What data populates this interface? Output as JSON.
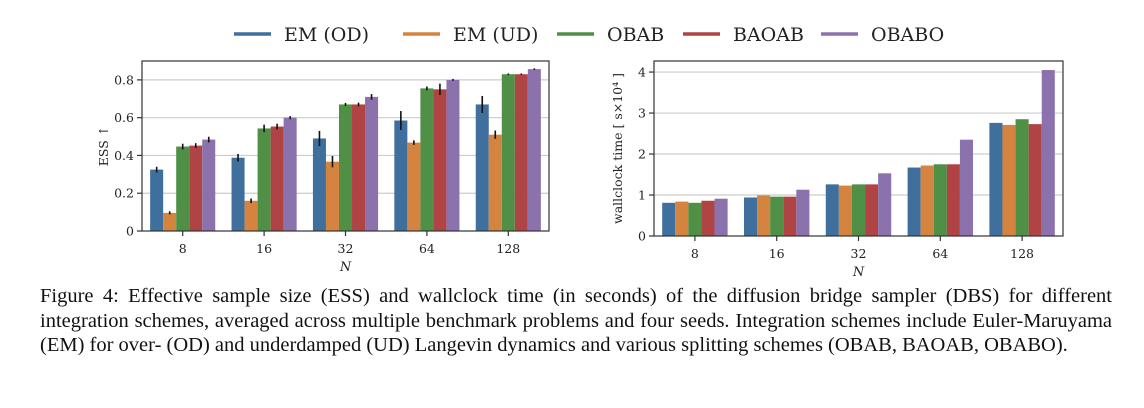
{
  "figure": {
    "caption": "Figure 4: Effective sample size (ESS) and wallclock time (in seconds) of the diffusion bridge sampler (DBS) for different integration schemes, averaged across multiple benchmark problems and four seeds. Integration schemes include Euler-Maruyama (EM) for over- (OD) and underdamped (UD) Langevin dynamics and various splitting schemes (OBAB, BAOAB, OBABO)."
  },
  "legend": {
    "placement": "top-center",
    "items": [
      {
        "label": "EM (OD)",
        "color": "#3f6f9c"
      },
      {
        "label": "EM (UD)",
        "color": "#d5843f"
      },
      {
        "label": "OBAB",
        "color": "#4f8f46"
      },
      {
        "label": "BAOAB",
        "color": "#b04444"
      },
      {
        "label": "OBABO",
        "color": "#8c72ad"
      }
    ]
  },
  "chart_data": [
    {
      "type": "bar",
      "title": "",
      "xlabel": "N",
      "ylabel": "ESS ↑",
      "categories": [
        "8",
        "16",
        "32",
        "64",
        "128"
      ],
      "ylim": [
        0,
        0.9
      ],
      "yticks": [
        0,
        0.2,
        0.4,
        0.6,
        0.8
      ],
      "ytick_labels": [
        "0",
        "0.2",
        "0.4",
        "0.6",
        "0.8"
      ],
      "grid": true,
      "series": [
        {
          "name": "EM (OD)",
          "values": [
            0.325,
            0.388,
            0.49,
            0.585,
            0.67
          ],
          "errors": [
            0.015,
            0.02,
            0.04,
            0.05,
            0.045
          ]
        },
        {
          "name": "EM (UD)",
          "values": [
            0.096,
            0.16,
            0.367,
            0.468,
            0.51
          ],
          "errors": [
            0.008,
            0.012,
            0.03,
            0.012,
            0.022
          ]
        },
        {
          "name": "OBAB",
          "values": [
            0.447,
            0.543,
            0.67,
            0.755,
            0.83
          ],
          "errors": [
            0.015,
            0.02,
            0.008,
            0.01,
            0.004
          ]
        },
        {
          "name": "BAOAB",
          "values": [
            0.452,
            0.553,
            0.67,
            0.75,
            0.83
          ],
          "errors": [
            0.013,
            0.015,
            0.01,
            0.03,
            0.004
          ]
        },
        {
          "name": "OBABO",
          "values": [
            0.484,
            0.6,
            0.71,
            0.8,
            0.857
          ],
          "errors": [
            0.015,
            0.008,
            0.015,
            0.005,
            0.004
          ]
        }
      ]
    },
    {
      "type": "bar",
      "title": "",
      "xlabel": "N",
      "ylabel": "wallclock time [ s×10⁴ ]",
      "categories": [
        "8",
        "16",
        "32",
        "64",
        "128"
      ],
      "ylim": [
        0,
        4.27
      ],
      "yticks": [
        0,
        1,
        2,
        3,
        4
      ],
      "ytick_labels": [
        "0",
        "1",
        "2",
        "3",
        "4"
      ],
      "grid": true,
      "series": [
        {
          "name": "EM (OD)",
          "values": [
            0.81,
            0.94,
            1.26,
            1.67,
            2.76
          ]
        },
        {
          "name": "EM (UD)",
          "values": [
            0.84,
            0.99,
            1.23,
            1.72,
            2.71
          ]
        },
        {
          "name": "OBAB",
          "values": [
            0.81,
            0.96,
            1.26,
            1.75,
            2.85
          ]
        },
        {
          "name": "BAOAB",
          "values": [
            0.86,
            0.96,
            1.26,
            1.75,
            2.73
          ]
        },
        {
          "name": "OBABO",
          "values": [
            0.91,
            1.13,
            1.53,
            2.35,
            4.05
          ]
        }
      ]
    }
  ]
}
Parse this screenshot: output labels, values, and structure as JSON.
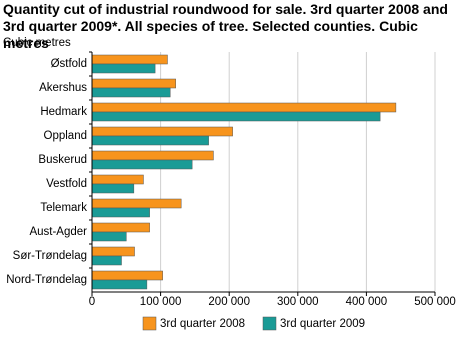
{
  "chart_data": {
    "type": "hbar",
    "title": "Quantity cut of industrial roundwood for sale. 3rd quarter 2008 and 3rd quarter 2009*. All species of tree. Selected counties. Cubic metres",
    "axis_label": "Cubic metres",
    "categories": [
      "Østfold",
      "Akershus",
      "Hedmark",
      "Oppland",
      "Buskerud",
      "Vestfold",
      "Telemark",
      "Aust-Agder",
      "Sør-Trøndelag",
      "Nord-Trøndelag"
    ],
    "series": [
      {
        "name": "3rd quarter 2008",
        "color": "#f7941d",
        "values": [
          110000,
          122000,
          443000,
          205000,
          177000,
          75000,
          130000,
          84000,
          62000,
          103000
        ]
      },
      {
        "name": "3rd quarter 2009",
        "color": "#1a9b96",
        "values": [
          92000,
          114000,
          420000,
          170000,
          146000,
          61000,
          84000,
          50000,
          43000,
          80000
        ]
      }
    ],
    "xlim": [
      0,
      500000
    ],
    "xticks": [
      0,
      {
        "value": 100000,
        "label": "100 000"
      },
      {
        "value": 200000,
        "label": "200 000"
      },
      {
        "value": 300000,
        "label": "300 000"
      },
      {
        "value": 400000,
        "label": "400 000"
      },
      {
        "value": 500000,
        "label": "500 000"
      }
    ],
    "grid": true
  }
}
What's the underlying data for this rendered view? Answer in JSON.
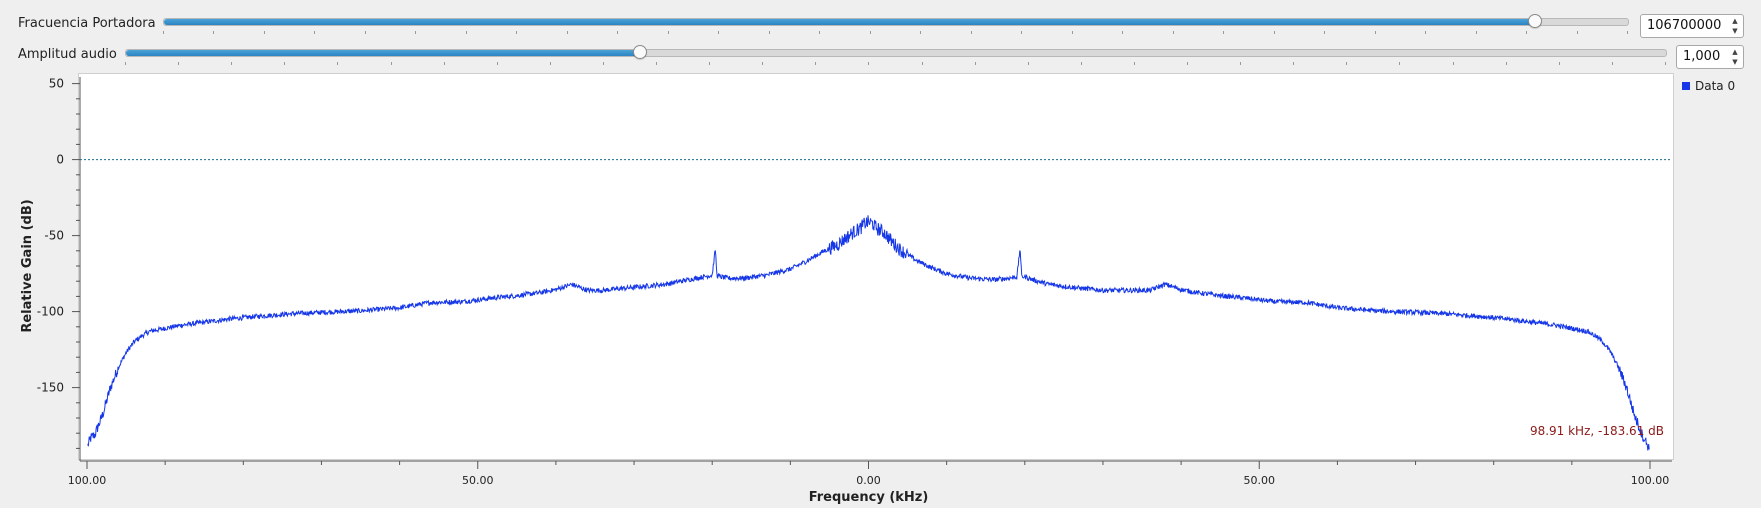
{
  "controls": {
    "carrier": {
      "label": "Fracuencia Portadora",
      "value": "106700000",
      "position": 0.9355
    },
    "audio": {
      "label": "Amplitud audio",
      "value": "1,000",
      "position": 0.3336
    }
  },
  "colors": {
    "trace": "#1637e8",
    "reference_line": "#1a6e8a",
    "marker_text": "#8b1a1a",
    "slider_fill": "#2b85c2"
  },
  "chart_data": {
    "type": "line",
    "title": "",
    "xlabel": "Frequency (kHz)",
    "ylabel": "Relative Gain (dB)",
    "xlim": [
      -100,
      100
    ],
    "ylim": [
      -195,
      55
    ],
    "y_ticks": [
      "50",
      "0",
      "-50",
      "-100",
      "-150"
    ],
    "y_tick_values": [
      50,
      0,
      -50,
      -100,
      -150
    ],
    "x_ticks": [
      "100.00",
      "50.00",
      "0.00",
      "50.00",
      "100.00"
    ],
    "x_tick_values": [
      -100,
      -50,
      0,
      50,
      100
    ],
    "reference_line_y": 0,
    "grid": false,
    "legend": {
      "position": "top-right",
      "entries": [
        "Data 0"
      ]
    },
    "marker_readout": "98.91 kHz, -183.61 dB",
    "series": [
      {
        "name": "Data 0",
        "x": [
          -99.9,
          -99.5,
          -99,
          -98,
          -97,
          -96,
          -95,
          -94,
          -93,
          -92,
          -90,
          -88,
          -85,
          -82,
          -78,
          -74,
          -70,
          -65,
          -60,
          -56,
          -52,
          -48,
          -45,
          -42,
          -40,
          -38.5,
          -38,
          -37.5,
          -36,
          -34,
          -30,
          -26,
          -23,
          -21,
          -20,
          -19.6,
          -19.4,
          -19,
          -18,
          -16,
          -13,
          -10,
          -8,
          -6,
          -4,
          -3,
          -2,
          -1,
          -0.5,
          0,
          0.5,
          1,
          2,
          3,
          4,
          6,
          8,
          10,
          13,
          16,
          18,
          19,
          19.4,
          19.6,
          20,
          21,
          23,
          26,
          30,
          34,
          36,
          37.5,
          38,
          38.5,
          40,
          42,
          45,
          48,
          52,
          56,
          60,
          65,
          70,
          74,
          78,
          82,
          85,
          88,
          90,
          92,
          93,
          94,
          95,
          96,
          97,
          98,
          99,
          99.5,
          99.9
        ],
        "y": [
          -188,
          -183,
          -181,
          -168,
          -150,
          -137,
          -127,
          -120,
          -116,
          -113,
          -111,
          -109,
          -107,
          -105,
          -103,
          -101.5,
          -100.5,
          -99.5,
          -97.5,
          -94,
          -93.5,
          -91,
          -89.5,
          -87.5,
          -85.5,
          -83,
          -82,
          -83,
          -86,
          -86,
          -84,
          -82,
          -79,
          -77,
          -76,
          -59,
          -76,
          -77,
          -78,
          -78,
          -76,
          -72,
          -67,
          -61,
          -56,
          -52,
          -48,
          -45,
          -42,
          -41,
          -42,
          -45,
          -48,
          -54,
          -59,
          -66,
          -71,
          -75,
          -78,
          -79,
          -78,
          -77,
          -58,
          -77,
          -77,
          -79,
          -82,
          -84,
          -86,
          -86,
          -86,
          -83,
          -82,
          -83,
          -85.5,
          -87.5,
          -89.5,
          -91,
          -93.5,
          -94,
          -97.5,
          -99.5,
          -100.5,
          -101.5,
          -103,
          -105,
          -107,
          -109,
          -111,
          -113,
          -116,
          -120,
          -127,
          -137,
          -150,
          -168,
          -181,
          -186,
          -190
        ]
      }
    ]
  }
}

——

_Your objective_.
Pull every line containing the word "BAOAB" out of the entries above.

_Solution_.
    "caption": "Figure 4: Effective sample size (ESS) and wallclock time (in seconds) of the diffusion bridge sampler (DBS) for different integration schemes, averaged across multiple benchmark problems and four seeds. Integration schemes include Euler-Maruyama (EM) for over- (OD) and underdamped (UD) Langevin dynamics and various splitting schemes (OBAB, BAOAB, OBABO)."
        "label": "BAOAB",
          "name": "BAOAB",
          "name": "BAOAB",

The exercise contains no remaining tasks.